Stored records

━━━━━━━━━━━━━━━━

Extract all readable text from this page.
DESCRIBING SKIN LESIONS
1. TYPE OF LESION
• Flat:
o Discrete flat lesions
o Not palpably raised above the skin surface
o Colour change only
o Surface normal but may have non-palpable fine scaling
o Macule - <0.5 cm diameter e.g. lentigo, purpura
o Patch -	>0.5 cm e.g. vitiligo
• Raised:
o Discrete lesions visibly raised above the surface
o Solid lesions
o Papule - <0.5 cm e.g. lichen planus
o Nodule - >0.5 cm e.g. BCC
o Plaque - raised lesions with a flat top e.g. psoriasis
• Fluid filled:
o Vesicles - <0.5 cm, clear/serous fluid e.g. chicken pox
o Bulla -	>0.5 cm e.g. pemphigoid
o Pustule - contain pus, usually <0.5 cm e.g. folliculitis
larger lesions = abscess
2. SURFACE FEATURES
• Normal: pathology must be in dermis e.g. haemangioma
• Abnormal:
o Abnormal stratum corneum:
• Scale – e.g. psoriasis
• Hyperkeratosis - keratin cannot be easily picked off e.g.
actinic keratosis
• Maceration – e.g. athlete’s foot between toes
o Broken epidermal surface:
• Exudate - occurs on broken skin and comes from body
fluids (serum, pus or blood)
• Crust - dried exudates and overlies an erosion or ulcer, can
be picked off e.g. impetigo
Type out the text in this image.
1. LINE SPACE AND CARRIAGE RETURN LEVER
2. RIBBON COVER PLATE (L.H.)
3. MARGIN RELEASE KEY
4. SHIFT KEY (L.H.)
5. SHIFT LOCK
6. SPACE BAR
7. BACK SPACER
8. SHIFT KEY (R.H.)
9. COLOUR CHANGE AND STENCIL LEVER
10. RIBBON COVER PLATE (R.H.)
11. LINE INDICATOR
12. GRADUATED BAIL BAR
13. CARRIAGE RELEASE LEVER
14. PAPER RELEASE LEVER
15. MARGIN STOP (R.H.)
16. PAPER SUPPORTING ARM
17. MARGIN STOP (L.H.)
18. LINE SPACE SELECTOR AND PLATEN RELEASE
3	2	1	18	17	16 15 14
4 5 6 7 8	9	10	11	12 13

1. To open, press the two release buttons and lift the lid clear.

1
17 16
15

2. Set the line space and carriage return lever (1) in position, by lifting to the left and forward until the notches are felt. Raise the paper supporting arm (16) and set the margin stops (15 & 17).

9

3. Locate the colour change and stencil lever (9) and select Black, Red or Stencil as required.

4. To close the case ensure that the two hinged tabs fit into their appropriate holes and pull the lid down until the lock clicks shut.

━━━━━━━━━━━━━━━━

**Given problem:** Transcribe every record above exactly as it appears.

**Exercise result:**
Extract all readable text from this page.
DESCRIBING SKIN LESIONS
1. TYPE OF LESION
• Flat:
o Discrete flat lesions
o Not palpably raised above the skin surface
o Colour change only
o Surface normal but may have non-palpable fine scaling
o Macule - <0.5 cm diameter e.g. lentigo, purpura
o Patch -	>0.5 cm e.g. vitiligo
• Raised:
o Discrete lesions visibly raised above the surface
o Solid lesions
o Papule - <0.5 cm e.g. lichen planus
o Nodule - >0.5 cm e.g. BCC
o Plaque - raised lesions with a flat top e.g. psoriasis
• Fluid filled:
o Vesicles - <0.5 cm, clear/serous fluid e.g. chicken pox
o Bulla -	>0.5 cm e.g. pemphigoid
o Pustule - contain pus, usually <0.5 cm e.g. folliculitis
larger lesions = abscess
2. SURFACE FEATURES
• Normal: pathology must be in dermis e.g. haemangioma
• Abnormal:
o Abnormal stratum corneum:
• Scale – e.g. psoriasis
• Hyperkeratosis - keratin cannot be easily picked off e.g.
actinic keratosis
• Maceration – e.g. athlete’s foot between toes
o Broken epidermal surface:
• Exudate - occurs on broken skin and comes from body
fluids (serum, pus or blood)
• Crust - dried exudates and overlies an erosion or ulcer, can
be picked off e.g. impetigo
Type out the text in this image.
1. LINE SPACE AND CARRIAGE RETURN LEVER
2. RIBBON COVER PLATE (L.H.)
3. MARGIN RELEASE KEY
4. SHIFT KEY (L.H.)
5. SHIFT LOCK
6. SPACE BAR
7. BACK SPACER
8. SHIFT KEY (R.H.)
9. COLOUR CHANGE AND STENCIL LEVER
10. RIBBON COVER PLATE (R.H.)
11. LINE INDICATOR
12. GRADUATED BAIL BAR
13. CARRIAGE RELEASE LEVER
14. PAPER RELEASE LEVER
15. MARGIN STOP (R.H.)
16. PAPER SUPPORTING ARM
17. MARGIN STOP (L.H.)
18. LINE SPACE SELECTOR AND PLATEN RELEASE
3	2	1	18	17	16 15 14
4 5 6 7 8	9	10	11	12 13

1. To open, press the two release buttons and lift the lid clear.

1
17 16
15

2. Set the line space and carriage return lever (1) in position, by lifting to the left and forward until the notches are felt. Raise the paper supporting arm (16) and set the margin stops (15 & 17).

9

3. Locate the colour change and stencil lever (9) and select Black, Red or Stencil as required.

4. To close the case ensure that the two hinged tabs fit into their appropriate holes and pull the lid down until the lock clicks shut.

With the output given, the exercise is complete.